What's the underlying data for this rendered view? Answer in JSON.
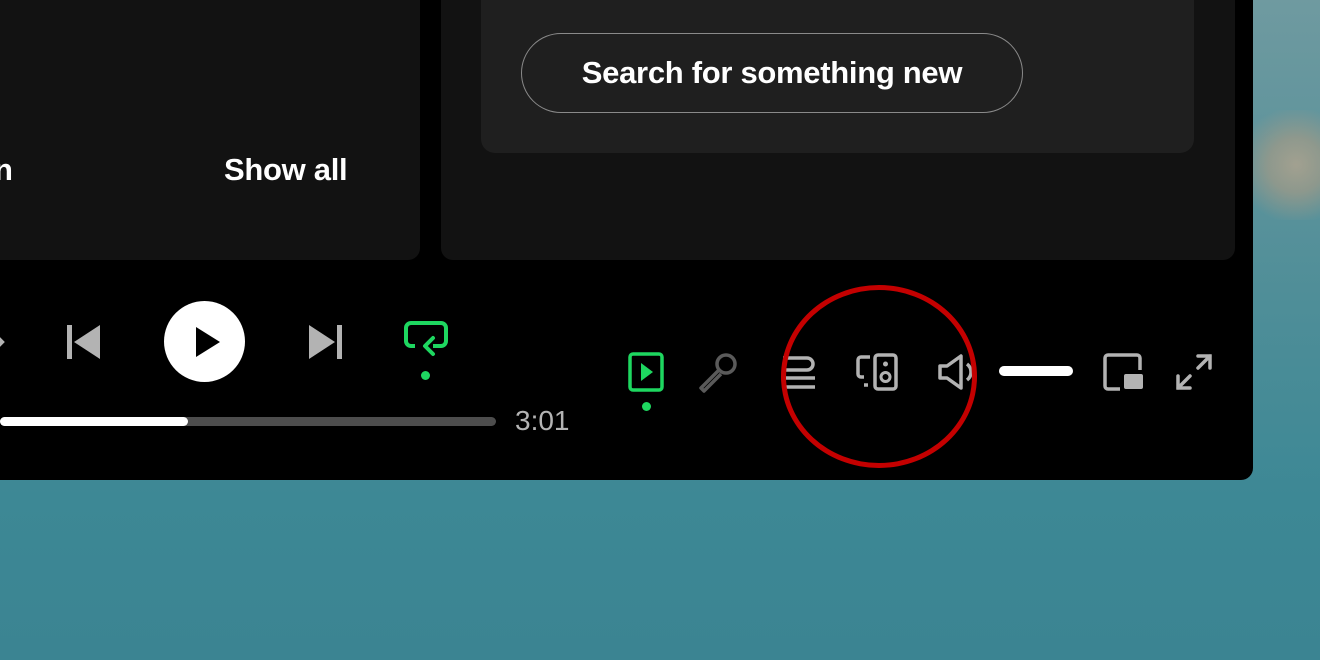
{
  "home": {
    "search_button": "Search for something new",
    "show_all": "Show all",
    "truncated_char": "n"
  },
  "player": {
    "time_total": "3:01",
    "progress_fraction": 0.38,
    "icons": {
      "shuffle": "shuffle-icon",
      "previous": "skip-previous-icon",
      "play": "play-icon",
      "next": "skip-next-icon",
      "repeat": "repeat-one-icon"
    }
  },
  "extra_controls": {
    "volume_fraction": 1.0,
    "icons": [
      "now-playing-view-icon",
      "lyrics-microphone-icon",
      "queue-icon",
      "connect-device-icon",
      "volume-icon",
      "miniplayer-icon",
      "fullscreen-icon"
    ]
  },
  "colors": {
    "accent": "#1ed760",
    "annotation": "#c40000",
    "panel": "#121212",
    "card": "#1f1f1f"
  }
}
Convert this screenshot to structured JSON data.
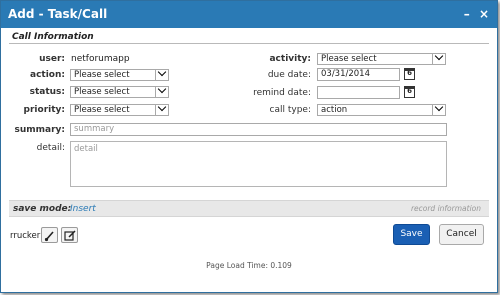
{
  "window": {
    "title": "Add - Task/Call",
    "minimize": "–",
    "close": "×"
  },
  "section": {
    "title": "Call Information"
  },
  "form": {
    "user": {
      "label": "user:",
      "value": "netforumapp"
    },
    "action": {
      "label": "action:",
      "value": "Please select"
    },
    "status": {
      "label": "status:",
      "value": "Please select"
    },
    "priority": {
      "label": "priority:",
      "value": "Please select"
    },
    "activity": {
      "label": "activity:",
      "value": "Please select"
    },
    "due_date": {
      "label": "due date:",
      "value": "03/31/2014"
    },
    "remind_date": {
      "label": "remind date:",
      "value": ""
    },
    "call_type": {
      "label": "call type:",
      "value": "action"
    },
    "summary": {
      "label": "summary:",
      "placeholder": "summary"
    },
    "detail": {
      "label": "detail:",
      "placeholder": "detail"
    },
    "calendar_digit": "6"
  },
  "savebar": {
    "label": "save mode:",
    "mode": "Insert",
    "record_info": "record information"
  },
  "bottom": {
    "user": "rrucker",
    "save": "Save",
    "cancel": "Cancel"
  },
  "footer": {
    "load_time": "Page Load Time: 0.109"
  },
  "colors": {
    "titlebar": "#2a7ab5",
    "save_button": "#1a5fb4",
    "link": "#2a7ab5"
  }
}
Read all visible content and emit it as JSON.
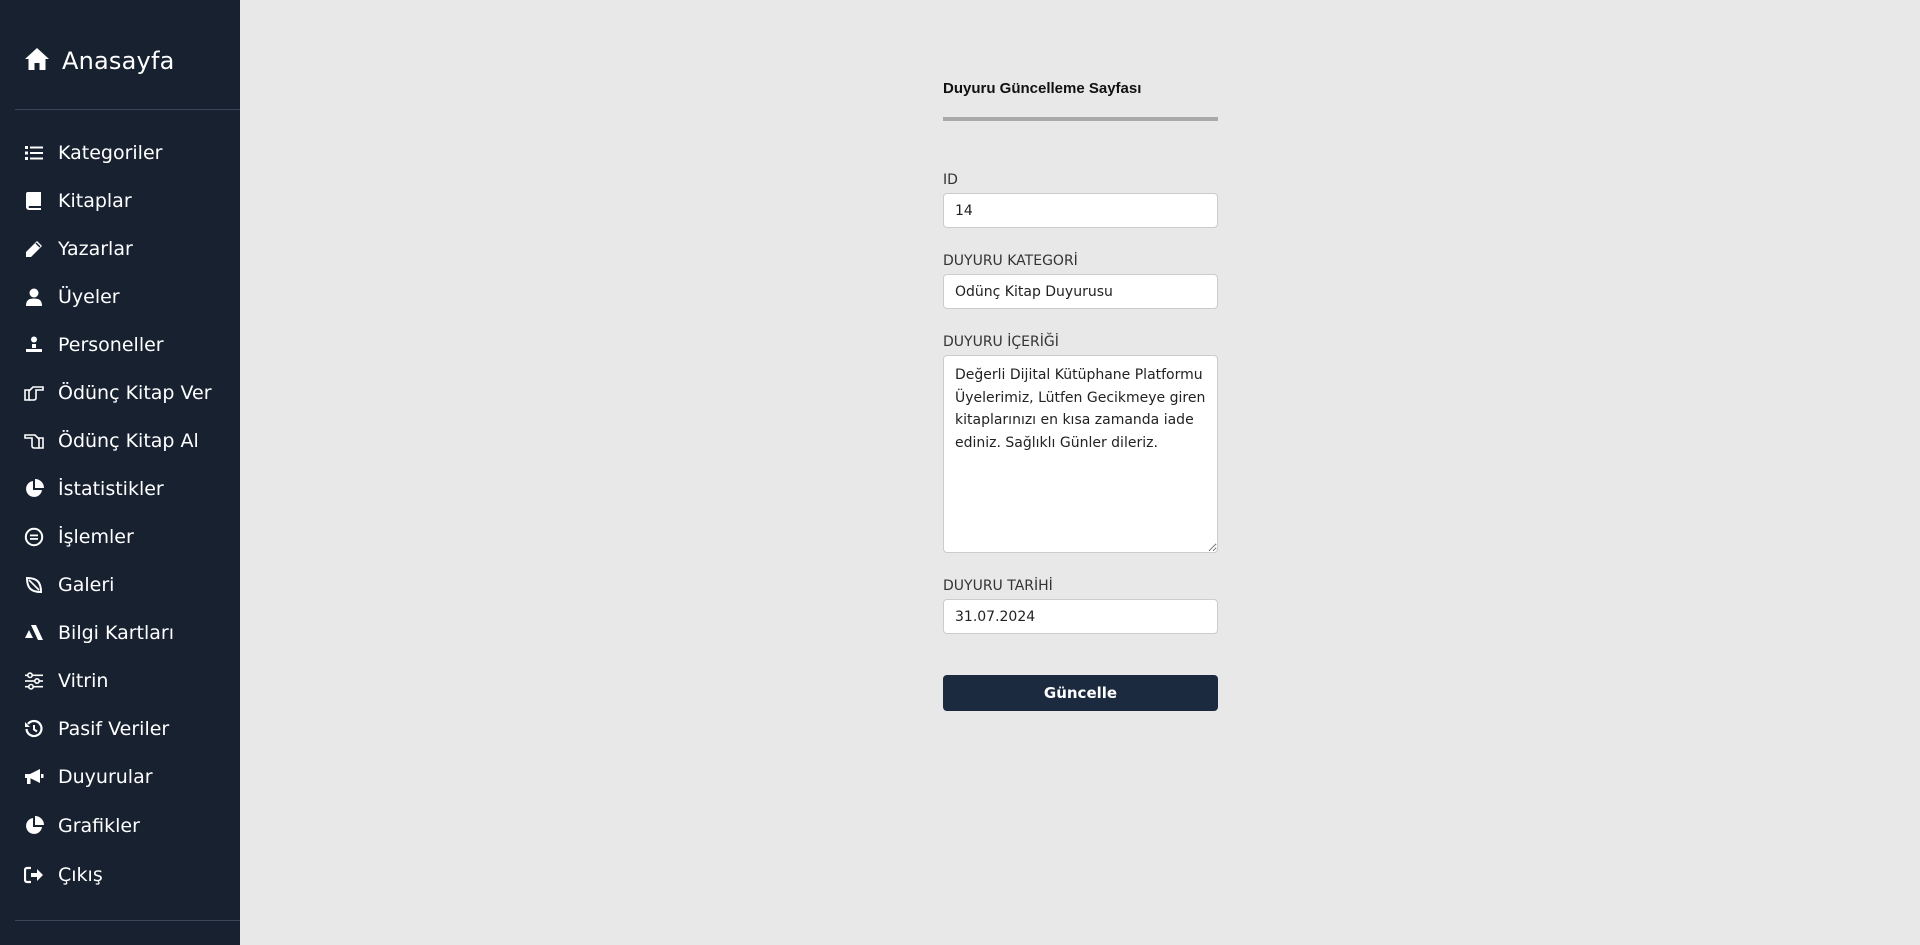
{
  "sidebar": {
    "brand": {
      "label": "Anasayfa",
      "icon": "home-icon"
    },
    "items": [
      {
        "label": "Kategoriler",
        "icon": "list-icon"
      },
      {
        "label": "Kitaplar",
        "icon": "book-icon"
      },
      {
        "label": "Yazarlar",
        "icon": "pencil-icon"
      },
      {
        "label": "Üyeler",
        "icon": "user-icon"
      },
      {
        "label": "Personeller",
        "icon": "staff-icon"
      },
      {
        "label": "Ödünç Kitap Ver",
        "icon": "hand-point-right-icon"
      },
      {
        "label": "Ödünç Kitap Al",
        "icon": "hand-point-left-icon"
      },
      {
        "label": "İstatistikler",
        "icon": "pie-chart-icon"
      },
      {
        "label": "İşlemler",
        "icon": "circle-list-icon"
      },
      {
        "label": "Galeri",
        "icon": "leaf-icon"
      },
      {
        "label": "Bilgi Kartları",
        "icon": "cards-icon"
      },
      {
        "label": "Vitrin",
        "icon": "sliders-icon"
      },
      {
        "label": "Pasif Veriler",
        "icon": "history-icon"
      },
      {
        "label": "Duyurular",
        "icon": "megaphone-icon"
      },
      {
        "label": "Grafikler",
        "icon": "pie-chart-icon"
      },
      {
        "label": "Çıkış",
        "icon": "logout-icon"
      }
    ]
  },
  "form": {
    "title": "Duyuru Güncelleme Sayfası",
    "id_label": "ID",
    "id_value": "14",
    "category_label": "DUYURU KATEGORİ",
    "category_value": "Ödünç Kitap Duyurusu",
    "content_label": "DUYURU İÇERİĞİ",
    "content_value": "Değerli Dijital Kütüphane Platformu Üyelerimiz, Lütfen Gecikmeye giren kitaplarınızı en kısa zamanda iade ediniz. Sağlıklı Günler dileriz.",
    "date_label": "DUYURU TARİHİ",
    "date_value": "31.07.2024",
    "submit_label": "Güncelle"
  },
  "colors": {
    "sidebar_bg": "#172130",
    "page_bg": "#e8e8e8",
    "button_bg": "#1c2a40",
    "title_rule": "#a9a9a9"
  }
}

Goal: Go through the listing above and write it out again exactly, dropping the pictures.

Answer for the task:
What's the underlying data for this rendered view? Answer in JSON.
{
  "home": {
    "search_button": "Search for something new",
    "show_all": "Show all",
    "truncated_char": "n"
  },
  "player": {
    "time_total": "3:01",
    "progress_fraction": 0.38,
    "icons": {
      "shuffle": "shuffle-icon",
      "previous": "skip-previous-icon",
      "play": "play-icon",
      "next": "skip-next-icon",
      "repeat": "repeat-one-icon"
    }
  },
  "extra_controls": {
    "volume_fraction": 1.0,
    "icons": [
      "now-playing-view-icon",
      "lyrics-microphone-icon",
      "queue-icon",
      "connect-device-icon",
      "volume-icon",
      "miniplayer-icon",
      "fullscreen-icon"
    ]
  },
  "colors": {
    "accent": "#1ed760",
    "annotation": "#c40000",
    "panel": "#121212",
    "card": "#1f1f1f"
  }
}
Convert this screenshot to structured JSON data.
{
  "window": {
    "title": "Add - Task/Call",
    "minimize": "–",
    "close": "×"
  },
  "section": {
    "title": "Call Information"
  },
  "form": {
    "user": {
      "label": "user:",
      "value": "netforumapp"
    },
    "action": {
      "label": "action:",
      "value": "Please select"
    },
    "status": {
      "label": "status:",
      "value": "Please select"
    },
    "priority": {
      "label": "priority:",
      "value": "Please select"
    },
    "activity": {
      "label": "activity:",
      "value": "Please select"
    },
    "due_date": {
      "label": "due date:",
      "value": "03/31/2014"
    },
    "remind_date": {
      "label": "remind date:",
      "value": ""
    },
    "call_type": {
      "label": "call type:",
      "value": "action"
    },
    "summary": {
      "label": "summary:",
      "placeholder": "summary"
    },
    "detail": {
      "label": "detail:",
      "placeholder": "detail"
    },
    "calendar_digit": "6"
  },
  "savebar": {
    "label": "save mode:",
    "mode": "Insert",
    "record_info": "record information"
  },
  "bottom": {
    "user": "rrucker",
    "save": "Save",
    "cancel": "Cancel"
  },
  "footer": {
    "load_time": "Page Load Time: 0.109"
  },
  "colors": {
    "titlebar": "#2a7ab5",
    "save_button": "#1a5fb4",
    "link": "#2a7ab5"
  }
}
Read all visible content and emit it as JSON.
{
  "sidebar": {
    "brand": {
      "label": "Anasayfa",
      "icon": "home-icon"
    },
    "items": [
      {
        "label": "Kategoriler",
        "icon": "list-icon"
      },
      {
        "label": "Kitaplar",
        "icon": "book-icon"
      },
      {
        "label": "Yazarlar",
        "icon": "pencil-icon"
      },
      {
        "label": "Üyeler",
        "icon": "user-icon"
      },
      {
        "label": "Personeller",
        "icon": "staff-icon"
      },
      {
        "label": "Ödünç Kitap Ver",
        "icon": "hand-point-right-icon"
      },
      {
        "label": "Ödünç Kitap Al",
        "icon": "hand-point-left-icon"
      },
      {
        "label": "İstatistikler",
        "icon": "pie-chart-icon"
      },
      {
        "label": "İşlemler",
        "icon": "circle-list-icon"
      },
      {
        "label": "Galeri",
        "icon": "leaf-icon"
      },
      {
        "label": "Bilgi Kartları",
        "icon": "cards-icon"
      },
      {
        "label": "Vitrin",
        "icon": "sliders-icon"
      },
      {
        "label": "Pasif Veriler",
        "icon": "history-icon"
      },
      {
        "label": "Duyurular",
        "icon": "megaphone-icon"
      },
      {
        "label": "Grafikler",
        "icon": "pie-chart-icon"
      },
      {
        "label": "Çıkış",
        "icon": "logout-icon"
      }
    ]
  },
  "form": {
    "title": "Duyuru Güncelleme Sayfası",
    "id_label": "ID",
    "id_value": "14",
    "category_label": "DUYURU KATEGORİ",
    "category_value": "Ödünç Kitap Duyurusu",
    "content_label": "DUYURU İÇERİĞİ",
    "content_value": "Değerli Dijital Kütüphane Platformu Üyelerimiz, Lütfen Gecikmeye giren kitaplarınızı en kısa zamanda iade ediniz. Sağlıklı Günler dileriz.",
    "date_label": "DUYURU TARİHİ",
    "date_value": "31.07.2024",
    "submit_label": "Güncelle"
  },
  "colors": {
    "sidebar_bg": "#172130",
    "page_bg": "#e8e8e8",
    "button_bg": "#1c2a40",
    "title_rule": "#a9a9a9"
  }
}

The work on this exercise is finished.